The problem:
Wherever "length" appears in a line, copy that line.

□ □ □ □ □ □ □

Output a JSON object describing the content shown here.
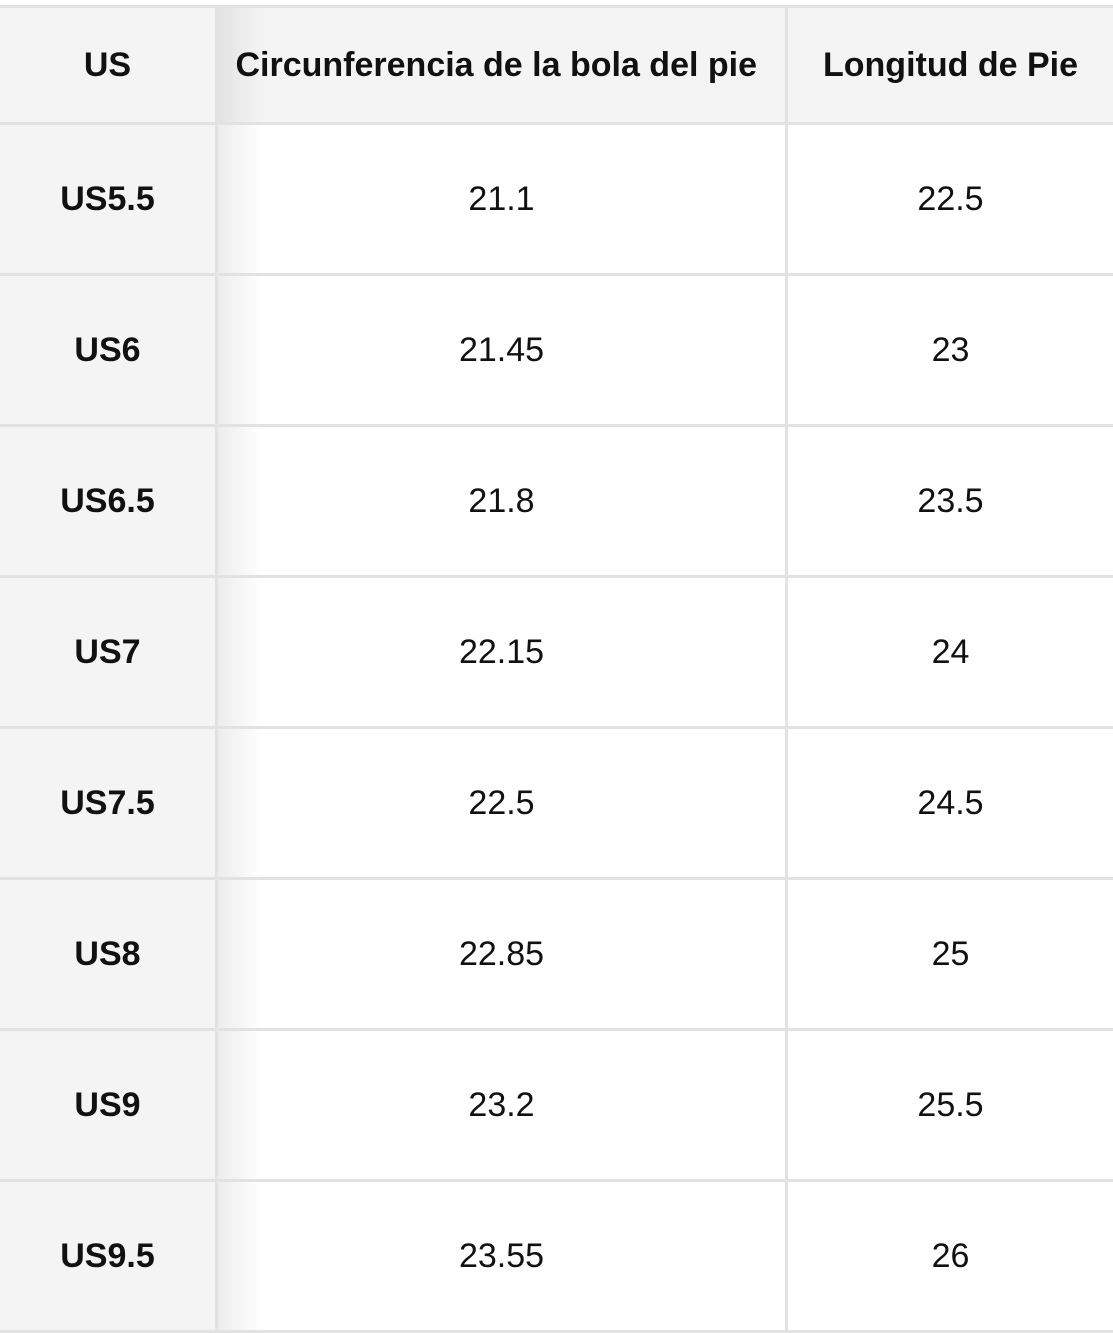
{
  "headers": [
    "US",
    "Circunferencia de la bola del pie",
    "Longitud de Pie"
  ],
  "rows": [
    {
      "us": "US5.5",
      "ball": "21.1",
      "length": "22.5"
    },
    {
      "us": "US6",
      "ball": "21.45",
      "length": "23"
    },
    {
      "us": "US6.5",
      "ball": "21.8",
      "length": "23.5"
    },
    {
      "us": "US7",
      "ball": "22.15",
      "length": "24"
    },
    {
      "us": "US7.5",
      "ball": "22.5",
      "length": "24.5"
    },
    {
      "us": "US8",
      "ball": "22.85",
      "length": "25"
    },
    {
      "us": "US9",
      "ball": "23.2",
      "length": "25.5"
    },
    {
      "us": "US9.5",
      "ball": "23.55",
      "length": "26"
    }
  ]
}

□ □ □ □ □ □ □

Full response:
      "length": "22.5"
      "length": "23"
      "length": "23.5"
      "length": "24"
      "length": "24.5"
      "length": "25"
      "length": "25.5"
      "length": "26"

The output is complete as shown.